» Dataset items:
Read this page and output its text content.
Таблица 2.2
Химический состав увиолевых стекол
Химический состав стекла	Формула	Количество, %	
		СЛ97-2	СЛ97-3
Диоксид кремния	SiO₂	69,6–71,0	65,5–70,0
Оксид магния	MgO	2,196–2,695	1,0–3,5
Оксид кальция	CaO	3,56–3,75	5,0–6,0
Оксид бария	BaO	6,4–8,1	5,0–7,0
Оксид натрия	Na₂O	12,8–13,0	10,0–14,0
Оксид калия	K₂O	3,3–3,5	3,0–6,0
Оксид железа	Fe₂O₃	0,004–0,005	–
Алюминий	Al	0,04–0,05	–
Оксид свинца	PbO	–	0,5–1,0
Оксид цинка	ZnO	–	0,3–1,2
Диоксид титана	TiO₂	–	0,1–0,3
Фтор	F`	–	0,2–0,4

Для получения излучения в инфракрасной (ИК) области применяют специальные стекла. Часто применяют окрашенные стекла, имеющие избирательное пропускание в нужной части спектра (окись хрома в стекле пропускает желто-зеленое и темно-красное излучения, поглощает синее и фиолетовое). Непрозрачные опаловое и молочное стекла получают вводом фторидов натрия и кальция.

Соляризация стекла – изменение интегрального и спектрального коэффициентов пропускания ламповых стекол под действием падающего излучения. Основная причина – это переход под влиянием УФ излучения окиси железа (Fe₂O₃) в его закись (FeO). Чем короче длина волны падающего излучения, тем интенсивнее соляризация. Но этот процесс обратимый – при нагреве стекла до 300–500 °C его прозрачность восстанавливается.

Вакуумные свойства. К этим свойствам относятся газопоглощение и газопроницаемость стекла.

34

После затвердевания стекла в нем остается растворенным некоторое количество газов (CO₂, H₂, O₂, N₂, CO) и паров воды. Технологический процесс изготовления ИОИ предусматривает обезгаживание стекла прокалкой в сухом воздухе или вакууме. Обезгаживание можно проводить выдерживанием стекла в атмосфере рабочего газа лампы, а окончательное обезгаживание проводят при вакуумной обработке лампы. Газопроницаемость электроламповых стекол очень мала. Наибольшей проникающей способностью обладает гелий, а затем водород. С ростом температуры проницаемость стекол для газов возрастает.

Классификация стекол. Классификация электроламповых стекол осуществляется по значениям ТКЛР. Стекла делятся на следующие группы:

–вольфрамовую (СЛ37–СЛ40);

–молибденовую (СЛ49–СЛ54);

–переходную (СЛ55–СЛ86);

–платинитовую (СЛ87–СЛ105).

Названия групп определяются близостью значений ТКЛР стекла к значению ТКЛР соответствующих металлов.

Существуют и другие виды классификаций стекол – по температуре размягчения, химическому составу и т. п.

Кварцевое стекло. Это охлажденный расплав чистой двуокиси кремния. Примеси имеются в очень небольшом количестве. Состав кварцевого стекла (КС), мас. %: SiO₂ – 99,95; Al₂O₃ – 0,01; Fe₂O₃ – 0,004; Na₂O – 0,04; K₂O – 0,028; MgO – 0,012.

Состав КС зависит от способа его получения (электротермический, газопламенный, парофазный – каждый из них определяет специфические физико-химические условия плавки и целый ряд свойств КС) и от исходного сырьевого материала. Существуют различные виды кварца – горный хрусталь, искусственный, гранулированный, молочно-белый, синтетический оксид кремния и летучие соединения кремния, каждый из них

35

» What to produce: Copy every line of the listing that includes the string "железа".

» Correct answer:
Оксид железа	Fe₂O₃	0,004–0,005	–
Соляризация стекла – изменение интегрального и спектрального коэффициентов пропускания ламповых стекол под действием падающего излучения. Основная причина – это переход под влиянием УФ излучения окиси железа (Fe₂O₃) в его закись (FeO). Чем короче длина волны падающего излучения, тем интенсивнее соляризация. Но этот процесс обратимый – при нагреве стекла до 300–500 °C его прозрачность восстанавливается.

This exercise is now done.